---------- Available records

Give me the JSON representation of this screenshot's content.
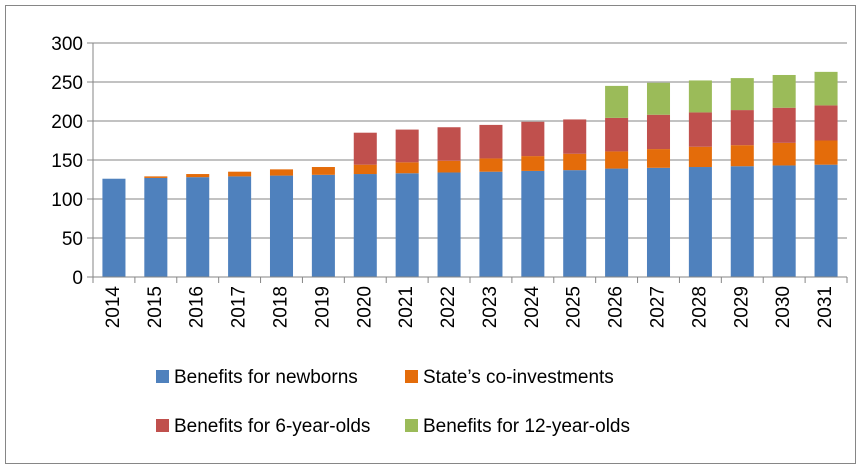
{
  "chart_data": {
    "type": "bar",
    "stacked": true,
    "categories": [
      "2014",
      "2015",
      "2016",
      "2017",
      "2018",
      "2019",
      "2020",
      "2021",
      "2022",
      "2023",
      "2024",
      "2025",
      "2026",
      "2027",
      "2028",
      "2029",
      "2030",
      "2031"
    ],
    "series": [
      {
        "name": "Benefits for newborns",
        "color": "#4f81bd",
        "values": [
          126,
          127,
          128,
          129,
          130,
          131,
          132,
          133,
          134,
          135,
          136,
          137,
          139,
          140,
          141,
          142,
          143,
          144
        ]
      },
      {
        "name": "State’s co-investments",
        "color": "#e46c0a",
        "values": [
          0,
          2,
          4,
          6,
          8,
          10,
          12,
          14,
          15,
          17,
          19,
          21,
          22,
          24,
          26,
          27,
          29,
          31
        ]
      },
      {
        "name": "Benefits for 6-year-olds",
        "color": "#c0504d",
        "values": [
          0,
          0,
          0,
          0,
          0,
          0,
          41,
          42,
          43,
          43,
          44,
          44,
          43,
          44,
          44,
          45,
          45,
          45
        ]
      },
      {
        "name": "Benefits for 12-year-olds",
        "color": "#9bbb59",
        "values": [
          0,
          0,
          0,
          0,
          0,
          0,
          0,
          0,
          0,
          0,
          0,
          0,
          41,
          41,
          41,
          41,
          42,
          43
        ]
      }
    ],
    "ylim": [
      0,
      300
    ],
    "yticks": [
      0,
      50,
      100,
      150,
      200,
      250,
      300
    ],
    "grid": true,
    "legend": "bottom",
    "title": "",
    "xlabel": "",
    "ylabel": ""
  }
}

--------------------

[Your task]
Return all the entries word for word, but omit any pictures they contain.

[Task output]
Give me the JSON representation of this screenshot's content.
{
  "chart_data": {
    "type": "bar",
    "stacked": true,
    "categories": [
      "2014",
      "2015",
      "2016",
      "2017",
      "2018",
      "2019",
      "2020",
      "2021",
      "2022",
      "2023",
      "2024",
      "2025",
      "2026",
      "2027",
      "2028",
      "2029",
      "2030",
      "2031"
    ],
    "series": [
      {
        "name": "Benefits for newborns",
        "color": "#4f81bd",
        "values": [
          126,
          127,
          128,
          129,
          130,
          131,
          132,
          133,
          134,
          135,
          136,
          137,
          139,
          140,
          141,
          142,
          143,
          144
        ]
      },
      {
        "name": "State’s co-investments",
        "color": "#e46c0a",
        "values": [
          0,
          2,
          4,
          6,
          8,
          10,
          12,
          14,
          15,
          17,
          19,
          21,
          22,
          24,
          26,
          27,
          29,
          31
        ]
      },
      {
        "name": "Benefits for 6-year-olds",
        "color": "#c0504d",
        "values": [
          0,
          0,
          0,
          0,
          0,
          0,
          41,
          42,
          43,
          43,
          44,
          44,
          43,
          44,
          44,
          45,
          45,
          45
        ]
      },
      {
        "name": "Benefits for 12-year-olds",
        "color": "#9bbb59",
        "values": [
          0,
          0,
          0,
          0,
          0,
          0,
          0,
          0,
          0,
          0,
          0,
          0,
          41,
          41,
          41,
          41,
          42,
          43
        ]
      }
    ],
    "ylim": [
      0,
      300
    ],
    "yticks": [
      0,
      50,
      100,
      150,
      200,
      250,
      300
    ],
    "grid": true,
    "legend": "bottom",
    "title": "",
    "xlabel": "",
    "ylabel": ""
  }
}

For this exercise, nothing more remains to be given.